Extracted records:
-- Begin --
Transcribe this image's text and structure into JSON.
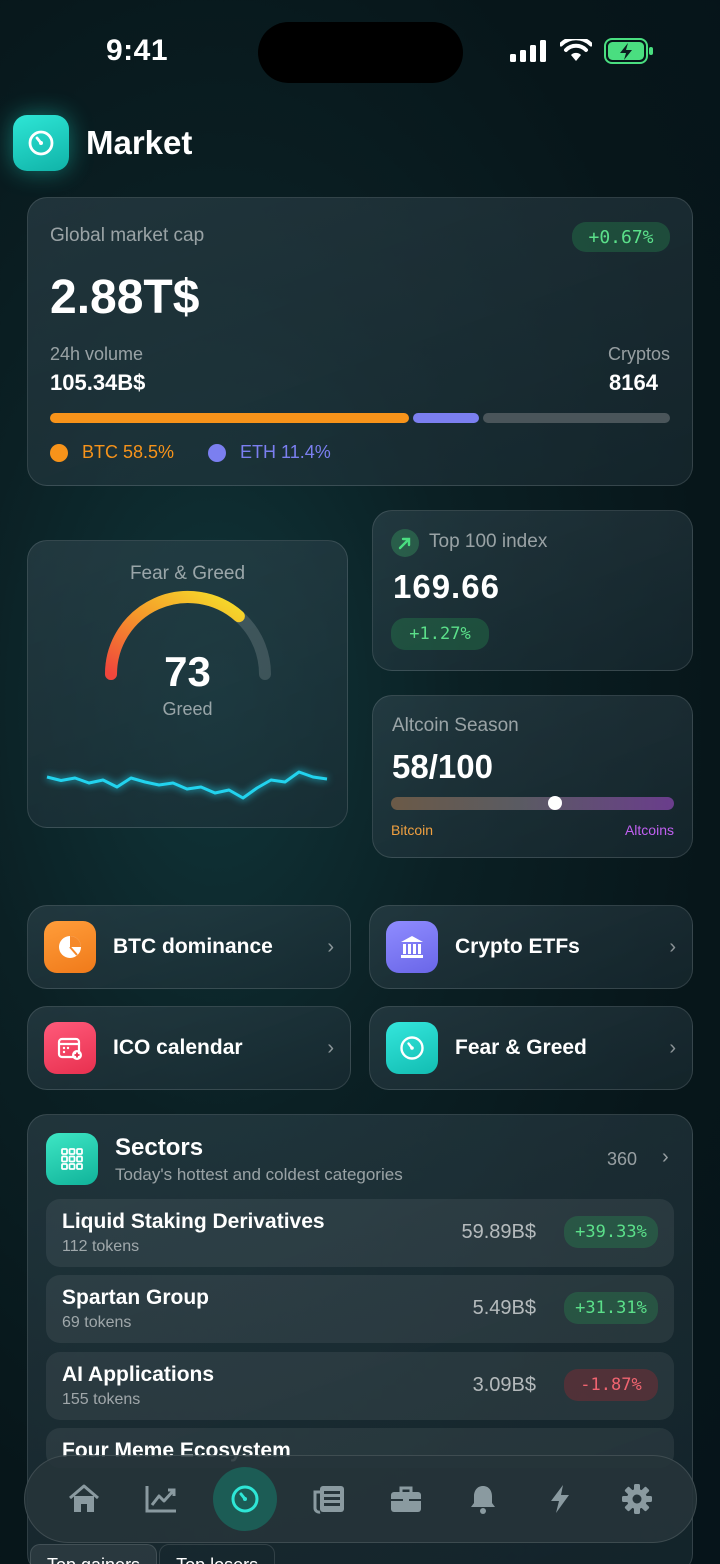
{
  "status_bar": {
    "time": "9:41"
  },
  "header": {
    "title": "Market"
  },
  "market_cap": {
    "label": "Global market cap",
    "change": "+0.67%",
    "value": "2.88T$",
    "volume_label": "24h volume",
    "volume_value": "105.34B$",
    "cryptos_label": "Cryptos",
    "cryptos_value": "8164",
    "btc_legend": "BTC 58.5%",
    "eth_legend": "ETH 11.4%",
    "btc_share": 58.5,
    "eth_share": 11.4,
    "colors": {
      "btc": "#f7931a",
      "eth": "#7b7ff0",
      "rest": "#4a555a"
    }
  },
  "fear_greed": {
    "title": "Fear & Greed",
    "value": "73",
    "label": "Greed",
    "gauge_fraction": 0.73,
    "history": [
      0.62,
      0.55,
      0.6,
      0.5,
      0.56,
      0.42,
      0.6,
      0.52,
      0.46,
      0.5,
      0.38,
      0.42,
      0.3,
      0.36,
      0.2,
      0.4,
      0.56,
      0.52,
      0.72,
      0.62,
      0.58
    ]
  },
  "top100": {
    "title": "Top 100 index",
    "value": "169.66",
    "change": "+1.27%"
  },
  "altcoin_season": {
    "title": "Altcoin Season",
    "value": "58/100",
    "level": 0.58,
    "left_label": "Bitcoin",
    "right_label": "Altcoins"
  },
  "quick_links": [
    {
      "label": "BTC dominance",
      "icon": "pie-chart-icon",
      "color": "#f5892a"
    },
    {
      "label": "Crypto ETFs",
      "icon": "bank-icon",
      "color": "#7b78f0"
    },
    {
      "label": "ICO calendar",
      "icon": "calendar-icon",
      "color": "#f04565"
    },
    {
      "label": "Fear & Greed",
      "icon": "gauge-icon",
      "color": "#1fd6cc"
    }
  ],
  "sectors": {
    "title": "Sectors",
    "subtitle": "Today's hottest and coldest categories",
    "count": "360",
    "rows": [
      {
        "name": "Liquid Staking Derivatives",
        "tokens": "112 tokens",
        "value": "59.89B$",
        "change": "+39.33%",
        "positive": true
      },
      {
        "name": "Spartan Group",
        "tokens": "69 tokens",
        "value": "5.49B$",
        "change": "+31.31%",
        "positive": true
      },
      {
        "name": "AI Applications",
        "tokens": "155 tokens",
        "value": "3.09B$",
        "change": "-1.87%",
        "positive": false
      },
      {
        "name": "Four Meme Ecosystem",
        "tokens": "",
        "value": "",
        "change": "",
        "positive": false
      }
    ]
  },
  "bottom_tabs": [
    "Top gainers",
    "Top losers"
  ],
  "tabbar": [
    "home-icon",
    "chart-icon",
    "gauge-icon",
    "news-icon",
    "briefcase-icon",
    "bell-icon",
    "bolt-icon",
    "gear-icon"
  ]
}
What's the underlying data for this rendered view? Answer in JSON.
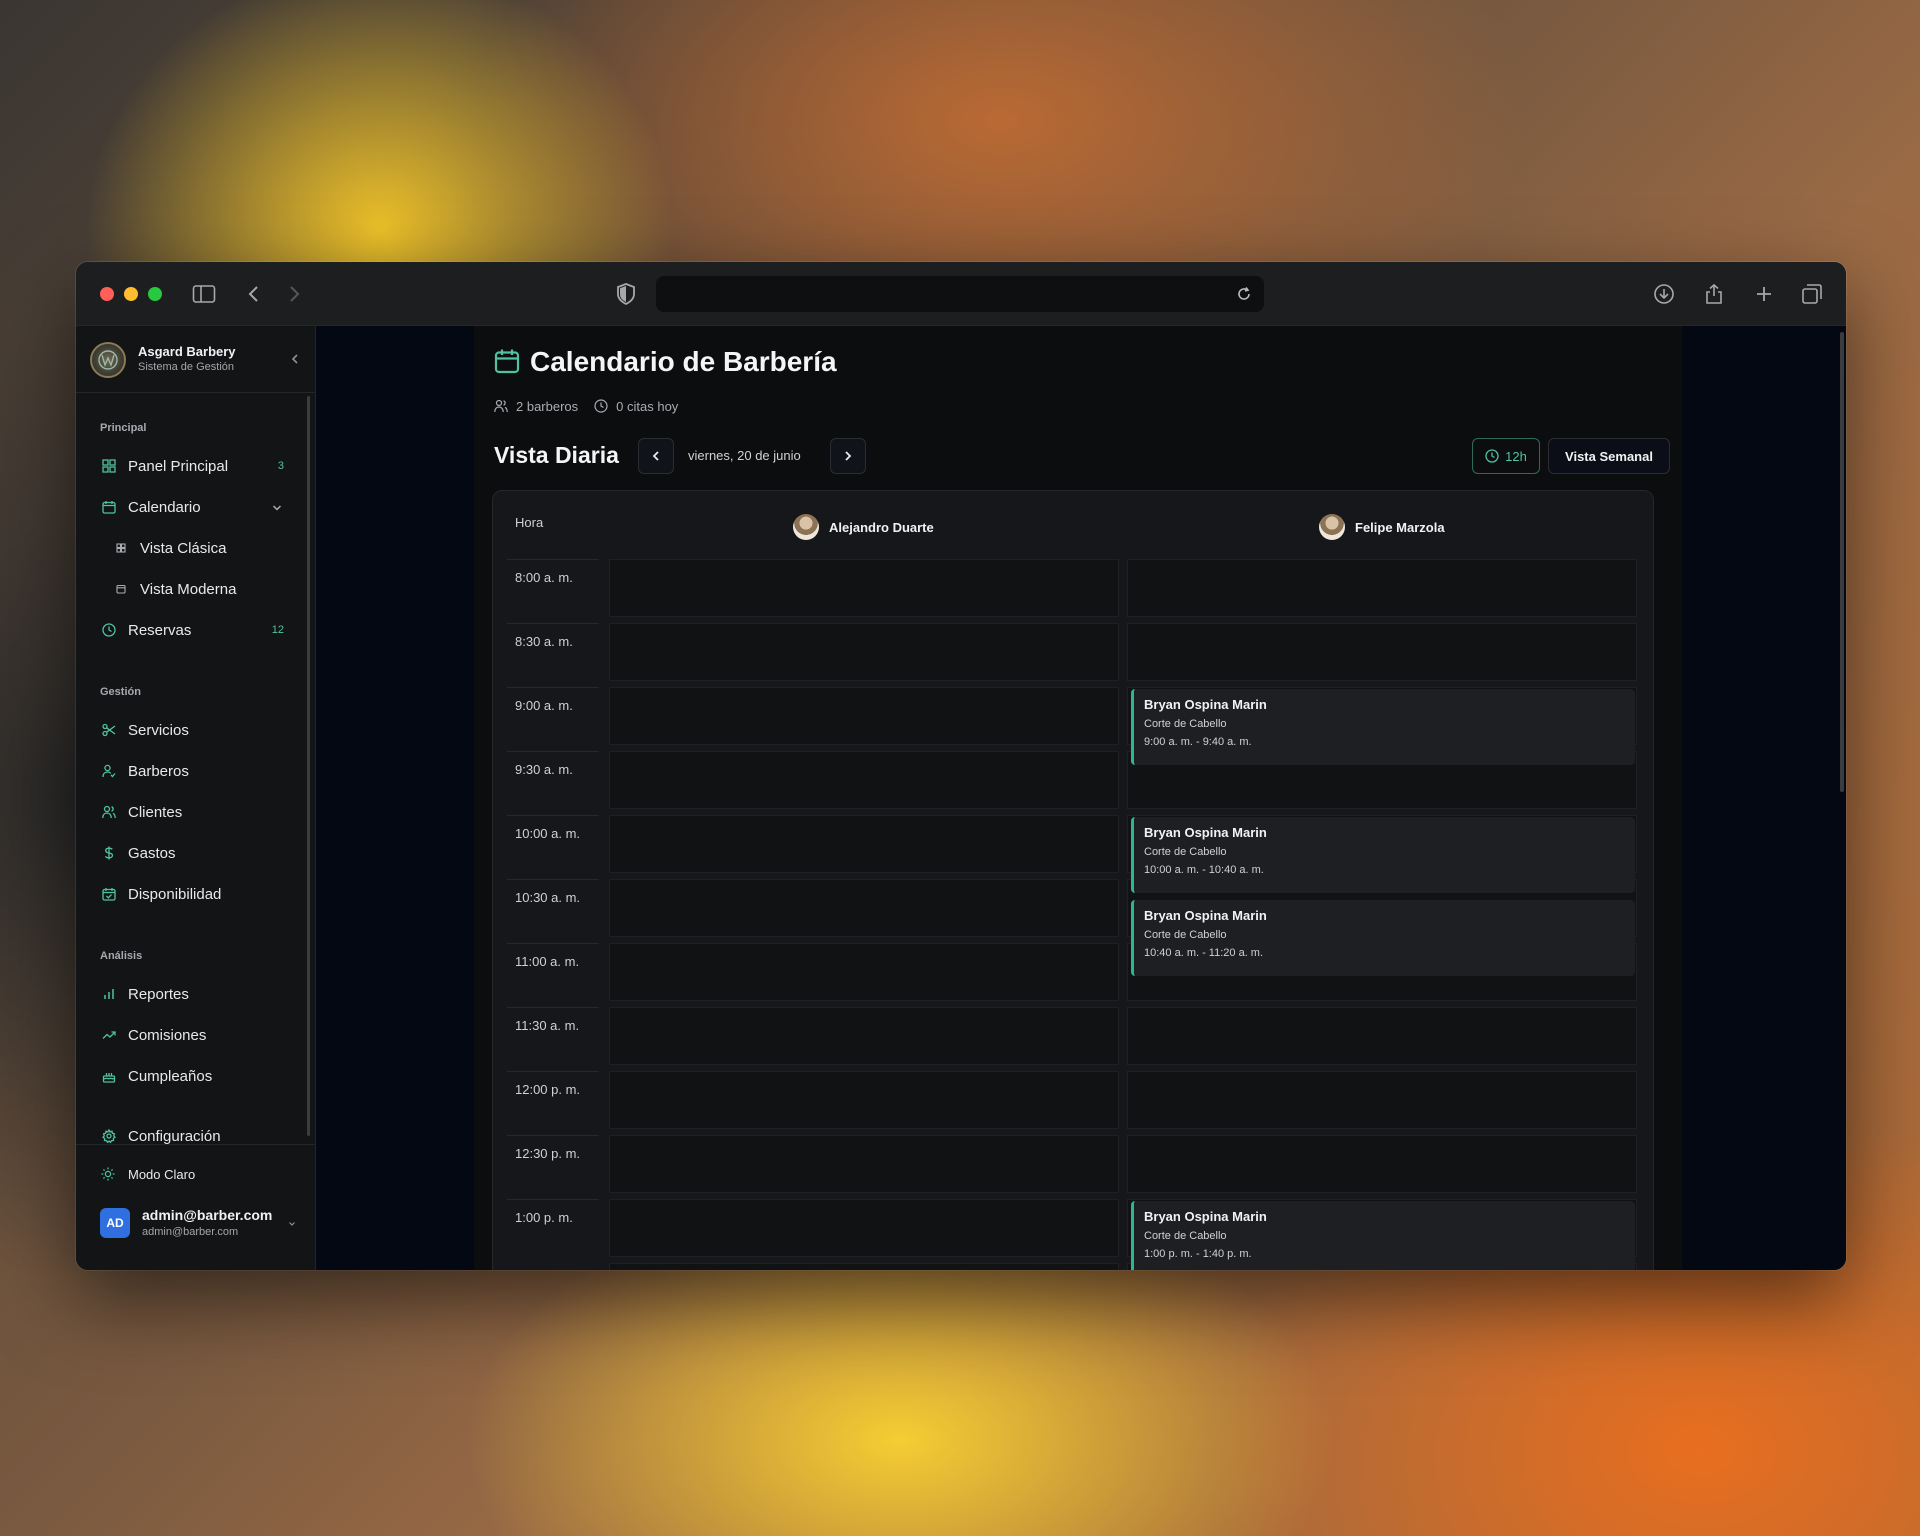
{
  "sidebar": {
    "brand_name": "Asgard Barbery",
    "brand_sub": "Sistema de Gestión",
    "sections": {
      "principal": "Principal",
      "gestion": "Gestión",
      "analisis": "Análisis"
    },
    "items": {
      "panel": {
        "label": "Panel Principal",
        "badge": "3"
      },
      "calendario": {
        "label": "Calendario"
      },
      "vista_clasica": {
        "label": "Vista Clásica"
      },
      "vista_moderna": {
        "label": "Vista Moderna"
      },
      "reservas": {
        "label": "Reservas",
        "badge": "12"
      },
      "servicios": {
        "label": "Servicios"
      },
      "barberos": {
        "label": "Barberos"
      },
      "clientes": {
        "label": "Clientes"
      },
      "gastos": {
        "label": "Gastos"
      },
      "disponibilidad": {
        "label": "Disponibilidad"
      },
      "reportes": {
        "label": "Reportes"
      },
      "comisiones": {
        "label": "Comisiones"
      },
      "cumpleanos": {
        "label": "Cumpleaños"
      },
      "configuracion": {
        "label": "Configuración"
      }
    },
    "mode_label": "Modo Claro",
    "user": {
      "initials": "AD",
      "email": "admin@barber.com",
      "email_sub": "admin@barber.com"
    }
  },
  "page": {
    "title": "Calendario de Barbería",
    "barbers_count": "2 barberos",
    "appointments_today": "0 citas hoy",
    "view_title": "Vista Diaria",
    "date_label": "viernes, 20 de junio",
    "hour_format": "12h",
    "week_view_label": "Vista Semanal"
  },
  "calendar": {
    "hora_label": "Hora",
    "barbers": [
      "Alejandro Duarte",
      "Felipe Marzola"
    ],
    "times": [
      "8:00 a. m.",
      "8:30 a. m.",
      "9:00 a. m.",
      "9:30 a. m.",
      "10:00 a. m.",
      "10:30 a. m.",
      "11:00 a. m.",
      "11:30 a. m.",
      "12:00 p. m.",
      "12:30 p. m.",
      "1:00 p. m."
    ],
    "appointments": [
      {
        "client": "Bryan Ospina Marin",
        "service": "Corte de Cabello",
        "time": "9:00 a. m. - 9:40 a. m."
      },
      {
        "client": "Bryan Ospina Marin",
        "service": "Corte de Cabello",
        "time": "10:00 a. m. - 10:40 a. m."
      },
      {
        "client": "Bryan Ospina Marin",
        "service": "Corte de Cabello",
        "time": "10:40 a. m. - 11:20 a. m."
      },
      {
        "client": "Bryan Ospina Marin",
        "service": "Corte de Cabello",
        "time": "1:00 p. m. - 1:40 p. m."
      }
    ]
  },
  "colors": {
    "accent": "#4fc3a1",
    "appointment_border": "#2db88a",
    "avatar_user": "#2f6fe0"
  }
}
-- End --
-- Begin --
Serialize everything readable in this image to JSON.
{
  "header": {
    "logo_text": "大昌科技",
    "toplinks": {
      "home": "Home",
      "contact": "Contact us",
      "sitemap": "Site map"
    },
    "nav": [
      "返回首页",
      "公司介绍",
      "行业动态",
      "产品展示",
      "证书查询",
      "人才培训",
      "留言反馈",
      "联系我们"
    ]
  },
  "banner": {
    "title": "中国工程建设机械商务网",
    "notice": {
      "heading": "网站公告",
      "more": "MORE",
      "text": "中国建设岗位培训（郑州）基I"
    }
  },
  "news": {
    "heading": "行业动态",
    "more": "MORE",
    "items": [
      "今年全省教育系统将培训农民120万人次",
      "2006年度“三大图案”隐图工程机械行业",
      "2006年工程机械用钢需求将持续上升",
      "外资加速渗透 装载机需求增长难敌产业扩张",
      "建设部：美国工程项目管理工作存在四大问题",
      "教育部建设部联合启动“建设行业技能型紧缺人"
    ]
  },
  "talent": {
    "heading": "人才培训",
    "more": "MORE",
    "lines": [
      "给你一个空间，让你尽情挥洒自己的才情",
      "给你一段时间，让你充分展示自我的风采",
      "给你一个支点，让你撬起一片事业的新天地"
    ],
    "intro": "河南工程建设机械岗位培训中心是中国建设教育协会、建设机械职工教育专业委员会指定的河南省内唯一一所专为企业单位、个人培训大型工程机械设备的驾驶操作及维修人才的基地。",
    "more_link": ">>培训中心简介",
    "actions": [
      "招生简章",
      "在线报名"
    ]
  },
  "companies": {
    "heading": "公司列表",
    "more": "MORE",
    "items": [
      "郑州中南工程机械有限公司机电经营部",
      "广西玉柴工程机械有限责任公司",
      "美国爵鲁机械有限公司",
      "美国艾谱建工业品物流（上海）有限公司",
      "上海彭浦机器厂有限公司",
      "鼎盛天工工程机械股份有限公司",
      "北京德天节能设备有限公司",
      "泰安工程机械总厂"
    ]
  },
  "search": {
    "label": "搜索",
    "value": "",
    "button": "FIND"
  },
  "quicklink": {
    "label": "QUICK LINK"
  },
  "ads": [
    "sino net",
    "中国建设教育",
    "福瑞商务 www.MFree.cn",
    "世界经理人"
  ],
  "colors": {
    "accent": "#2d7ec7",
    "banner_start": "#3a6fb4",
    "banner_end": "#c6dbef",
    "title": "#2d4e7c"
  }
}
-- End --
◆ Set exercise ◆
Whenever "Gestión" turns up in a line, pick that line out.

◆ Expected output ◆
    "brand_sub": "Sistema de Gestión",
      "gestion": "Gestión",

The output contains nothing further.